EXERCISE INSTRUCTIONS ::
Please write out the material that follows, exactly as it stands.

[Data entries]
———
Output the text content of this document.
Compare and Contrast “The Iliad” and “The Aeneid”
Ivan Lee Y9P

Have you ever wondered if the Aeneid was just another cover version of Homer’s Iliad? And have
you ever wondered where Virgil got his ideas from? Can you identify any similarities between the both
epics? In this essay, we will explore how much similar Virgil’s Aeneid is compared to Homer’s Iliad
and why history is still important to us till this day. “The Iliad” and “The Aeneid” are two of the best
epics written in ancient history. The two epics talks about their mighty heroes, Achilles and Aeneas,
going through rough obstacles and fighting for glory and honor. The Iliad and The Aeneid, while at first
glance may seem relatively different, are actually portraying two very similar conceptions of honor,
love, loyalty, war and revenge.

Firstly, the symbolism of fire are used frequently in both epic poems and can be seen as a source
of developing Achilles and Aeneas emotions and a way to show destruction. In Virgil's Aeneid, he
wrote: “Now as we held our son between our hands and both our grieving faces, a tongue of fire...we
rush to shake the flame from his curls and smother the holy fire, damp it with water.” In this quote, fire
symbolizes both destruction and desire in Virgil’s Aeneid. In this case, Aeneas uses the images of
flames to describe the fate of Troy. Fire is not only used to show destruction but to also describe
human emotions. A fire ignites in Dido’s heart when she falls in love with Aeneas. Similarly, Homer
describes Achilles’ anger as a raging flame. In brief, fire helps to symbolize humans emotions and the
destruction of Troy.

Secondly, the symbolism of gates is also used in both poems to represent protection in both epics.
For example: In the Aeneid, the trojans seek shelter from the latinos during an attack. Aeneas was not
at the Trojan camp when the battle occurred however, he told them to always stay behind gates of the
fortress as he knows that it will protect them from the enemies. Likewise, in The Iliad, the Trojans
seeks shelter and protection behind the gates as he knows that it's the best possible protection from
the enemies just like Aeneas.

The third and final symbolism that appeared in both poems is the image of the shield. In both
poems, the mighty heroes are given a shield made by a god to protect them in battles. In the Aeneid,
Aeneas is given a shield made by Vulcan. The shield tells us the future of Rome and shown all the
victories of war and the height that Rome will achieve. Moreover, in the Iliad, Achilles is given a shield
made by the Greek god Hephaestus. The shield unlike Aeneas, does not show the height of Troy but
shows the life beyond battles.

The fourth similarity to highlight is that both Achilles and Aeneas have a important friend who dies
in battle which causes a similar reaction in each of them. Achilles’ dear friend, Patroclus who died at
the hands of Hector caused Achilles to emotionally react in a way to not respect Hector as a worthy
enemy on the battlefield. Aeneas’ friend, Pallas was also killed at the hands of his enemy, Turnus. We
———
THE RESULT ::
Output the text content of this document.
Compare and Contrast “The Iliad” and “The Aeneid”
Ivan Lee Y9P

Have you ever wondered if the Aeneid was just another cover version of Homer’s Iliad? And have
you ever wondered where Virgil got his ideas from? Can you identify any similarities between the both
epics? In this essay, we will explore how much similar Virgil’s Aeneid is compared to Homer’s Iliad
and why history is still important to us till this day. “The Iliad” and “The Aeneid” are two of the best
epics written in ancient history. The two epics talks about their mighty heroes, Achilles and Aeneas,
going through rough obstacles and fighting for glory and honor. The Iliad and The Aeneid, while at first
glance may seem relatively different, are actually portraying two very similar conceptions of honor,
love, loyalty, war and revenge.

Firstly, the symbolism of fire are used frequently in both epic poems and can be seen as a source
of developing Achilles and Aeneas emotions and a way to show destruction. In Virgil's Aeneid, he
wrote: “Now as we held our son between our hands and both our grieving faces, a tongue of fire...we
rush to shake the flame from his curls and smother the holy fire, damp it with water.” In this quote, fire
symbolizes both destruction and desire in Virgil’s Aeneid. In this case, Aeneas uses the images of
flames to describe the fate of Troy. Fire is not only used to show destruction but to also describe
human emotions. A fire ignites in Dido’s heart when she falls in love with Aeneas. Similarly, Homer
describes Achilles’ anger as a raging flame. In brief, fire helps to symbolize humans emotions and the
destruction of Troy.

Secondly, the symbolism of gates is also used in both poems to represent protection in both epics.
For example: In the Aeneid, the trojans seek shelter from the latinos during an attack. Aeneas was not
at the Trojan camp when the battle occurred however, he told them to always stay behind gates of the
fortress as he knows that it will protect them from the enemies. Likewise, in The Iliad, the Trojans
seeks shelter and protection behind the gates as he knows that it's the best possible protection from
the enemies just like Aeneas.

The third and final symbolism that appeared in both poems is the image of the shield. In both
poems, the mighty heroes are given a shield made by a god to protect them in battles. In the Aeneid,
Aeneas is given a shield made by Vulcan. The shield tells us the future of Rome and shown all the
victories of war and the height that Rome will achieve. Moreover, in the Iliad, Achilles is given a shield
made by the Greek god Hephaestus. The shield unlike Aeneas, does not show the height of Troy but
shows the life beyond battles.

The fourth similarity to highlight is that both Achilles and Aeneas have a important friend who dies
in battle which causes a similar reaction in each of them. Achilles’ dear friend, Patroclus who died at
the hands of Hector caused Achilles to emotionally react in a way to not respect Hector as a worthy
enemy on the battlefield. Aeneas’ friend, Pallas was also killed at the hands of his enemy, Turnus. We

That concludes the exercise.